» DIRECTIVE:
Below is a block of data; give all of it again word for word.

» INFORMATION GIVEN:
↓↓↓

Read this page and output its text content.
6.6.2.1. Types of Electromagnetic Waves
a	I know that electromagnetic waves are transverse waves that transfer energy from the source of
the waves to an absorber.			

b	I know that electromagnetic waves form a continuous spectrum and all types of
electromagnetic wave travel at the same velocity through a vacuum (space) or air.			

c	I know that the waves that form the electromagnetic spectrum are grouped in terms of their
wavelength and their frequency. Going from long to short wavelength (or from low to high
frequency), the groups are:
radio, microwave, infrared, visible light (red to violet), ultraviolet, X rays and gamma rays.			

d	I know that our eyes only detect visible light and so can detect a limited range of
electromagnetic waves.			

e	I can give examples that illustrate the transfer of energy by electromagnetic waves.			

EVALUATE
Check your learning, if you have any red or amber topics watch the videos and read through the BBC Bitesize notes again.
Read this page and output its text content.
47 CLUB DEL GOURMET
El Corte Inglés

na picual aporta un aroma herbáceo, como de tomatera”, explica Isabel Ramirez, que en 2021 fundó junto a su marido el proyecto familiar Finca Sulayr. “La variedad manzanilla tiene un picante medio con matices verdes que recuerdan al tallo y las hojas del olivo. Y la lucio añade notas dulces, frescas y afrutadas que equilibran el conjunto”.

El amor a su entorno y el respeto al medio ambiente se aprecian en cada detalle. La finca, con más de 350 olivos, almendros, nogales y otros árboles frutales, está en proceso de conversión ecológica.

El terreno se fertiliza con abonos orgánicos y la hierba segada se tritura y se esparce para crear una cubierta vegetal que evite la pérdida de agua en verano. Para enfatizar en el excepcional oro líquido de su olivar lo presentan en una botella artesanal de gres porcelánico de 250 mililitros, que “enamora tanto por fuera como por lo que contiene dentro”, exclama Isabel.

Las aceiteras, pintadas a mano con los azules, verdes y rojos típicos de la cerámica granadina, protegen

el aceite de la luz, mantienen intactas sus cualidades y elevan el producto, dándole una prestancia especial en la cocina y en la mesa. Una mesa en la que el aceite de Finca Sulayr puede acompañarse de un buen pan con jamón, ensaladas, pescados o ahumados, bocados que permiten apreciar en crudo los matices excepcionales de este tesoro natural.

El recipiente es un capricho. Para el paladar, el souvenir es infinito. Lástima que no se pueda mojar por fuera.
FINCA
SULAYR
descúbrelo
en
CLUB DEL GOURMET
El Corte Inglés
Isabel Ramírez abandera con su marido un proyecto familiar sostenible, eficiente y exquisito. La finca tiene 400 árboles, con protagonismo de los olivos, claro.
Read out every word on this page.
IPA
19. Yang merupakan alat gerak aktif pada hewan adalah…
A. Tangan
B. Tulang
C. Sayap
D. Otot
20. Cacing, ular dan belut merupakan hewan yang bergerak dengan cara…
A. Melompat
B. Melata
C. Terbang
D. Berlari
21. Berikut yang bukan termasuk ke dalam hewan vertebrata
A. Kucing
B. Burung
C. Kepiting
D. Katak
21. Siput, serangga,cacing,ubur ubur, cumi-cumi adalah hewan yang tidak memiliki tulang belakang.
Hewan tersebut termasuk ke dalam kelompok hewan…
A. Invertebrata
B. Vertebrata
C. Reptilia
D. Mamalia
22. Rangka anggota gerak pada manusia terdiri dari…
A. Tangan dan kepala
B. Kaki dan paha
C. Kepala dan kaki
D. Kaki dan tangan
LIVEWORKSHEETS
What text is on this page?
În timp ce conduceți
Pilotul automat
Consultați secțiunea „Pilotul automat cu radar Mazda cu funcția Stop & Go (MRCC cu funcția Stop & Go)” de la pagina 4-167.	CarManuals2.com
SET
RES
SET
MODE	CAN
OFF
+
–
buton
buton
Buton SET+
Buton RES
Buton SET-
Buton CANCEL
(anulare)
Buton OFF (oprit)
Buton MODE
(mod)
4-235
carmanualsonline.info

↑↑↑

» EXERCISE SOLUTION:
Read this page and output its text content.
6.6.2.1. Types of Electromagnetic Waves
a	I know that electromagnetic waves are transverse waves that transfer energy from the source of
the waves to an absorber.			

b	I know that electromagnetic waves form a continuous spectrum and all types of
electromagnetic wave travel at the same velocity through a vacuum (space) or air.			

c	I know that the waves that form the electromagnetic spectrum are grouped in terms of their
wavelength and their frequency. Going from long to short wavelength (or from low to high
frequency), the groups are:
radio, microwave, infrared, visible light (red to violet), ultraviolet, X rays and gamma rays.			

d	I know that our eyes only detect visible light and so can detect a limited range of
electromagnetic waves.			

e	I can give examples that illustrate the transfer of energy by electromagnetic waves.			

EVALUATE
Check your learning, if you have any red or amber topics watch the videos and read through the BBC Bitesize notes again.
Read this page and output its text content.
47 CLUB DEL GOURMET
El Corte Inglés

na picual aporta un aroma herbáceo, como de tomatera”, explica Isabel Ramirez, que en 2021 fundó junto a su marido el proyecto familiar Finca Sulayr. “La variedad manzanilla tiene un picante medio con matices verdes que recuerdan al tallo y las hojas del olivo. Y la lucio añade notas dulces, frescas y afrutadas que equilibran el conjunto”.

El amor a su entorno y el respeto al medio ambiente se aprecian en cada detalle. La finca, con más de 350 olivos, almendros, nogales y otros árboles frutales, está en proceso de conversión ecológica.

El terreno se fertiliza con abonos orgánicos y la hierba segada se tritura y se esparce para crear una cubierta vegetal que evite la pérdida de agua en verano. Para enfatizar en el excepcional oro líquido de su olivar lo presentan en una botella artesanal de gres porcelánico de 250 mililitros, que “enamora tanto por fuera como por lo que contiene dentro”, exclama Isabel.

Las aceiteras, pintadas a mano con los azules, verdes y rojos típicos de la cerámica granadina, protegen

el aceite de la luz, mantienen intactas sus cualidades y elevan el producto, dándole una prestancia especial en la cocina y en la mesa. Una mesa en la que el aceite de Finca Sulayr puede acompañarse de un buen pan con jamón, ensaladas, pescados o ahumados, bocados que permiten apreciar en crudo los matices excepcionales de este tesoro natural.

El recipiente es un capricho. Para el paladar, el souvenir es infinito. Lástima que no se pueda mojar por fuera.
FINCA
SULAYR
descúbrelo
en
CLUB DEL GOURMET
El Corte Inglés
Isabel Ramírez abandera con su marido un proyecto familiar sostenible, eficiente y exquisito. La finca tiene 400 árboles, con protagonismo de los olivos, claro.
Read out every word on this page.
IPA
19. Yang merupakan alat gerak aktif pada hewan adalah…
A. Tangan
B. Tulang
C. Sayap
D. Otot
20. Cacing, ular dan belut merupakan hewan yang bergerak dengan cara…
A. Melompat
B. Melata
C. Terbang
D. Berlari
21. Berikut yang bukan termasuk ke dalam hewan vertebrata
A. Kucing
B. Burung
C. Kepiting
D. Katak
21. Siput, serangga,cacing,ubur ubur, cumi-cumi adalah hewan yang tidak memiliki tulang belakang.
Hewan tersebut termasuk ke dalam kelompok hewan…
A. Invertebrata
B. Vertebrata
C. Reptilia
D. Mamalia
22. Rangka anggota gerak pada manusia terdiri dari…
A. Tangan dan kepala
B. Kaki dan paha
C. Kepala dan kaki
D. Kaki dan tangan
LIVEWORKSHEETS
What text is on this page?
În timp ce conduceți
Pilotul automat
Consultați secțiunea „Pilotul automat cu radar Mazda cu funcția Stop & Go (MRCC cu funcția Stop & Go)” de la pagina 4-167.	CarManuals2.com
SET
RES
SET
MODE	CAN
OFF
+
–
buton
buton
Buton SET+
Buton RES
Buton SET-
Buton CANCEL
(anulare)
Buton OFF (oprit)
Buton MODE
(mod)
4-235
carmanualsonline.info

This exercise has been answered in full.